Each record is to be transcribed exactly.

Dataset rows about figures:
--
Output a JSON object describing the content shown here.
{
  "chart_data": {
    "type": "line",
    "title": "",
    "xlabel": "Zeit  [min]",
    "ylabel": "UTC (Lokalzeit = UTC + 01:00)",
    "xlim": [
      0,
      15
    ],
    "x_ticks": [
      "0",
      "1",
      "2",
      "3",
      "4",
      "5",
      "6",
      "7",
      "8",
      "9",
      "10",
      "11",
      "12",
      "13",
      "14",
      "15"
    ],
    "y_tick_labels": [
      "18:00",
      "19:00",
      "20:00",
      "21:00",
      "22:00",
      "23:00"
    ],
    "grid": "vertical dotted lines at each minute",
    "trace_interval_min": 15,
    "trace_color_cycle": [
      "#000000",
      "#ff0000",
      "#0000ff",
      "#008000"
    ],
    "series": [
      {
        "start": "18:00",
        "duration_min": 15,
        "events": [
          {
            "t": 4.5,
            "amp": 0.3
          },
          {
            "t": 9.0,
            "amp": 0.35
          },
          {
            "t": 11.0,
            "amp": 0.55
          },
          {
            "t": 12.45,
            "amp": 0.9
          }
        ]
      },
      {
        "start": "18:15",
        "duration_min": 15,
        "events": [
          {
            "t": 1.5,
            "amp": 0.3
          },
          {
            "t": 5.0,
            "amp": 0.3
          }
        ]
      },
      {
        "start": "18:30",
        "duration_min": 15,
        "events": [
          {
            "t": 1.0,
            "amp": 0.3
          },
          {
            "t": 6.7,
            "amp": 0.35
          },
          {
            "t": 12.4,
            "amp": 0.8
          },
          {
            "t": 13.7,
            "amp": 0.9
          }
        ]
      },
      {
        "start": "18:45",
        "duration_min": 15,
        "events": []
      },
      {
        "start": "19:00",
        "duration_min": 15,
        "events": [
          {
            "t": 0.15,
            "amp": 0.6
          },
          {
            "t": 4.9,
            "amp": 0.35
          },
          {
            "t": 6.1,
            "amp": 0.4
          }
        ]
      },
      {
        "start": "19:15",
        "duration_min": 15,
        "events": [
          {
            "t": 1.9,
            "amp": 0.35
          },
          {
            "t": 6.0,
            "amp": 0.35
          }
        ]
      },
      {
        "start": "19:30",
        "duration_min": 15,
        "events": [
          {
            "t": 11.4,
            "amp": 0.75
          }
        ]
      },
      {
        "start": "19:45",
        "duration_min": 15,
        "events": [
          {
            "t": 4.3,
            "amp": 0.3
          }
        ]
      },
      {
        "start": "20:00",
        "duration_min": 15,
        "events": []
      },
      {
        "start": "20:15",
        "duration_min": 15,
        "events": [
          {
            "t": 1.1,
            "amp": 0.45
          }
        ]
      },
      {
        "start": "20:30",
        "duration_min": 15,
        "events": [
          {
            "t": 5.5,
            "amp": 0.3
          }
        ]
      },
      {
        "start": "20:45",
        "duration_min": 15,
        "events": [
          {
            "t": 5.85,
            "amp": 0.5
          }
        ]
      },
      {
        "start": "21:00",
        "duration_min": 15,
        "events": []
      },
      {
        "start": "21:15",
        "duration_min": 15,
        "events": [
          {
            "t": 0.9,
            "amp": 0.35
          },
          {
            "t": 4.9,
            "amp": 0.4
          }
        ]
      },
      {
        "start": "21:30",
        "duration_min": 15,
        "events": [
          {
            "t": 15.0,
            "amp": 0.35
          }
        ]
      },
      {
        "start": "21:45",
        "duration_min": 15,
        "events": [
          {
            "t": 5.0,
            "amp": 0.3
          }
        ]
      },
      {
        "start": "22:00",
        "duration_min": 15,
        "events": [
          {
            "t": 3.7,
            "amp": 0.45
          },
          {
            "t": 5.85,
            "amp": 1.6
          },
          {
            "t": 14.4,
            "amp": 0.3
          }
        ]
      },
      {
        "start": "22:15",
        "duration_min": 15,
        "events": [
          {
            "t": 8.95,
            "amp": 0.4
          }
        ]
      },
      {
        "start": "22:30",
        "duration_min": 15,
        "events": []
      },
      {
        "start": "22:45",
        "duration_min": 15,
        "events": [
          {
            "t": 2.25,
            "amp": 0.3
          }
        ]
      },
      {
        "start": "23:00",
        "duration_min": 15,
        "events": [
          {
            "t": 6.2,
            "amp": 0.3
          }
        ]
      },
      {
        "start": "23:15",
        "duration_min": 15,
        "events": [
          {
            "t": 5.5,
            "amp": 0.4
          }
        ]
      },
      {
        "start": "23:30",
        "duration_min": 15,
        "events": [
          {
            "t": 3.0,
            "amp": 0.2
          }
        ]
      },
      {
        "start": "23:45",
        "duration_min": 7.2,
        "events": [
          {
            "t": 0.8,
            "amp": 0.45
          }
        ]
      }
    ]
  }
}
--
SOLUTION FOR THIS TASK
Output a JSON object describing the content shown here.
{
  "chart_data": {
    "type": "line",
    "title": "",
    "xlabel": "Zeit  [min]",
    "ylabel": "UTC (Lokalzeit = UTC + 01:00)",
    "xlim": [
      0,
      15
    ],
    "x_ticks": [
      "0",
      "1",
      "2",
      "3",
      "4",
      "5",
      "6",
      "7",
      "8",
      "9",
      "10",
      "11",
      "12",
      "13",
      "14",
      "15"
    ],
    "y_tick_labels": [
      "18:00",
      "19:00",
      "20:00",
      "21:00",
      "22:00",
      "23:00"
    ],
    "grid": "vertical dotted lines at each minute",
    "trace_interval_min": 15,
    "trace_color_cycle": [
      "#000000",
      "#ff0000",
      "#0000ff",
      "#008000"
    ],
    "series": [
      {
        "start": "18:00",
        "duration_min": 15,
        "events": [
          {
            "t": 4.5,
            "amp": 0.3
          },
          {
            "t": 9.0,
            "amp": 0.35
          },
          {
            "t": 11.0,
            "amp": 0.55
          },
          {
            "t": 12.45,
            "amp": 0.9
          }
        ]
      },
      {
        "start": "18:15",
        "duration_min": 15,
        "events": [
          {
            "t": 1.5,
            "amp": 0.3
          },
          {
            "t": 5.0,
            "amp": 0.3
          }
        ]
      },
      {
        "start": "18:30",
        "duration_min": 15,
        "events": [
          {
            "t": 1.0,
            "amp": 0.3
          },
          {
            "t": 6.7,
            "amp": 0.35
          },
          {
            "t": 12.4,
            "amp": 0.8
          },
          {
            "t": 13.7,
            "amp": 0.9
          }
        ]
      },
      {
        "start": "18:45",
        "duration_min": 15,
        "events": []
      },
      {
        "start": "19:00",
        "duration_min": 15,
        "events": [
          {
            "t": 0.15,
            "amp": 0.6
          },
          {
            "t": 4.9,
            "amp": 0.35
          },
          {
            "t": 6.1,
            "amp": 0.4
          }
        ]
      },
      {
        "start": "19:15",
        "duration_min": 15,
        "events": [
          {
            "t": 1.9,
            "amp": 0.35
          },
          {
            "t": 6.0,
            "amp": 0.35
          }
        ]
      },
      {
        "start": "19:30",
        "duration_min": 15,
        "events": [
          {
            "t": 11.4,
            "amp": 0.75
          }
        ]
      },
      {
        "start": "19:45",
        "duration_min": 15,
        "events": [
          {
            "t": 4.3,
            "amp": 0.3
          }
        ]
      },
      {
        "start": "20:00",
        "duration_min": 15,
        "events": []
      },
      {
        "start": "20:15",
        "duration_min": 15,
        "events": [
          {
            "t": 1.1,
            "amp": 0.45
          }
        ]
      },
      {
        "start": "20:30",
        "duration_min": 15,
        "events": [
          {
            "t": 5.5,
            "amp": 0.3
          }
        ]
      },
      {
        "start": "20:45",
        "duration_min": 15,
        "events": [
          {
            "t": 5.85,
            "amp": 0.5
          }
        ]
      },
      {
        "start": "21:00",
        "duration_min": 15,
        "events": []
      },
      {
        "start": "21:15",
        "duration_min": 15,
        "events": [
          {
            "t": 0.9,
            "amp": 0.35
          },
          {
            "t": 4.9,
            "amp": 0.4
          }
        ]
      },
      {
        "start": "21:30",
        "duration_min": 15,
        "events": [
          {
            "t": 15.0,
            "amp": 0.35
          }
        ]
      },
      {
        "start": "21:45",
        "duration_min": 15,
        "events": [
          {
            "t": 5.0,
            "amp": 0.3
          }
        ]
      },
      {
        "start": "22:00",
        "duration_min": 15,
        "events": [
          {
            "t": 3.7,
            "amp": 0.45
          },
          {
            "t": 5.85,
            "amp": 1.6
          },
          {
            "t": 14.4,
            "amp": 0.3
          }
        ]
      },
      {
        "start": "22:15",
        "duration_min": 15,
        "events": [
          {
            "t": 8.95,
            "amp": 0.4
          }
        ]
      },
      {
        "start": "22:30",
        "duration_min": 15,
        "events": []
      },
      {
        "start": "22:45",
        "duration_min": 15,
        "events": [
          {
            "t": 2.25,
            "amp": 0.3
          }
        ]
      },
      {
        "start": "23:00",
        "duration_min": 15,
        "events": [
          {
            "t": 6.2,
            "amp": 0.3
          }
        ]
      },
      {
        "start": "23:15",
        "duration_min": 15,
        "events": [
          {
            "t": 5.5,
            "amp": 0.4
          }
        ]
      },
      {
        "start": "23:30",
        "duration_min": 15,
        "events": [
          {
            "t": 3.0,
            "amp": 0.2
          }
        ]
      },
      {
        "start": "23:45",
        "duration_min": 7.2,
        "events": [
          {
            "t": 0.8,
            "amp": 0.45
          }
        ]
      }
    ]
  }
}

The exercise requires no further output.